**SHORT EXERCISE**.
In your copy, repeat the records exactly and leave out the pictures.

[Dataset excerpts]
++++++++++

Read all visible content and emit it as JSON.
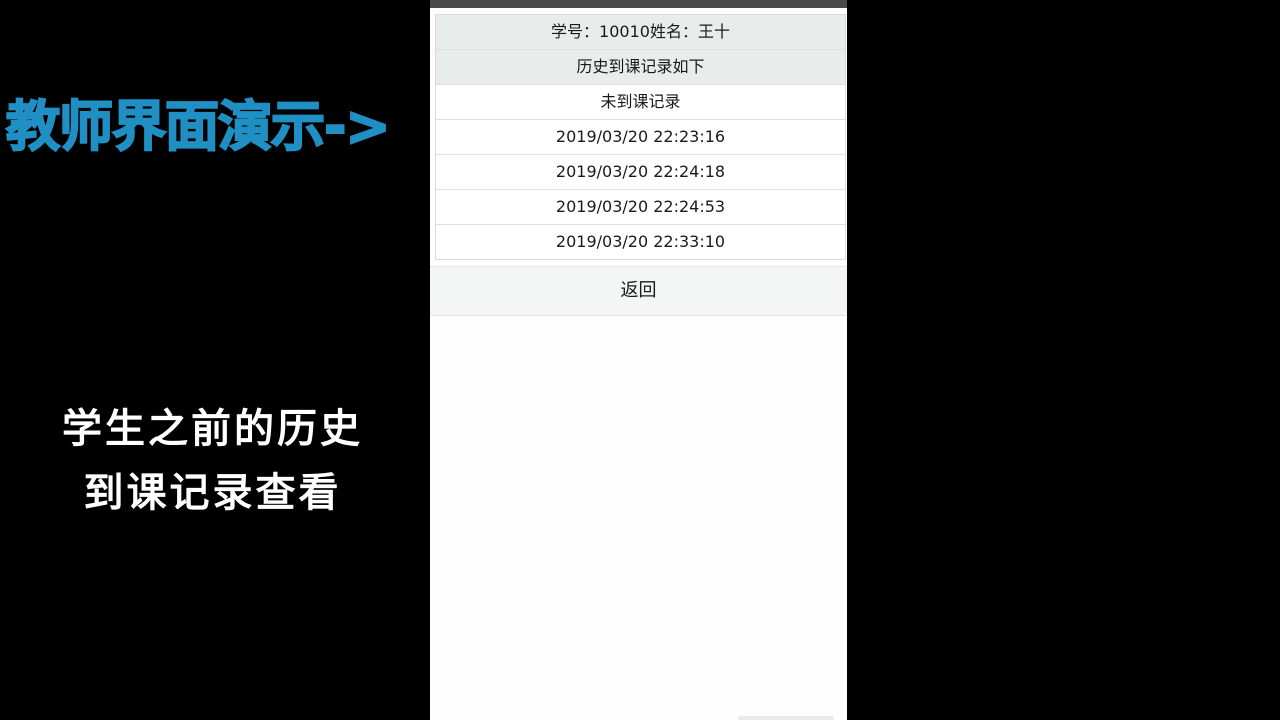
{
  "overlay": {
    "title": "教师界面演示->",
    "caption_line1": "学生之前的历史",
    "caption_line2": "到课记录查看"
  },
  "record_table": {
    "student_info": "学号：10010姓名：王十",
    "history_heading": "历史到课记录如下",
    "absence_heading": "未到课记录",
    "records": [
      "2019/03/20 22:23:16",
      "2019/03/20 22:24:18",
      "2019/03/20 22:24:53",
      "2019/03/20 22:33:10"
    ]
  },
  "actions": {
    "back_label": "返回"
  },
  "colors": {
    "title_accent": "#1f8fc4",
    "header_row_bg": "#e8edec",
    "background": "#000000"
  }
}
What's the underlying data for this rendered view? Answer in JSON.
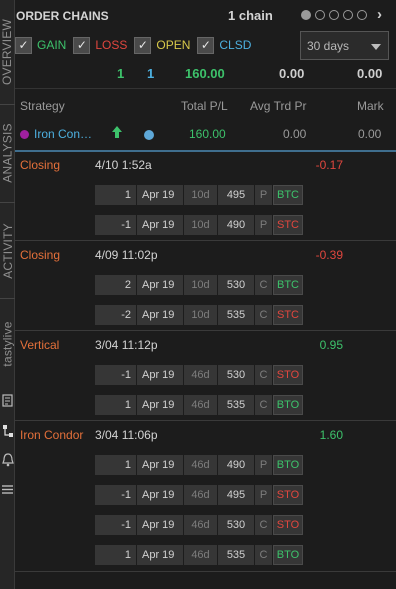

++++++++++

**RESPONSE TO THIS TASK**.
Read all visible content and emit it as JSON.
{
  "overlay": {
    "title": "教师界面演示->",
    "caption_line1": "学生之前的历史",
    "caption_line2": "到课记录查看"
  },
  "record_table": {
    "student_info": "学号：10010姓名：王十",
    "history_heading": "历史到课记录如下",
    "absence_heading": "未到课记录",
    "records": [
      "2019/03/20 22:23:16",
      "2019/03/20 22:24:18",
      "2019/03/20 22:24:53",
      "2019/03/20 22:33:10"
    ]
  },
  "actions": {
    "back_label": "返回"
  },
  "colors": {
    "title_accent": "#1f8fc4",
    "header_row_bg": "#e8edec",
    "background": "#000000"
  }
}
What's the underlying data for this rendered view? Answer in JSON.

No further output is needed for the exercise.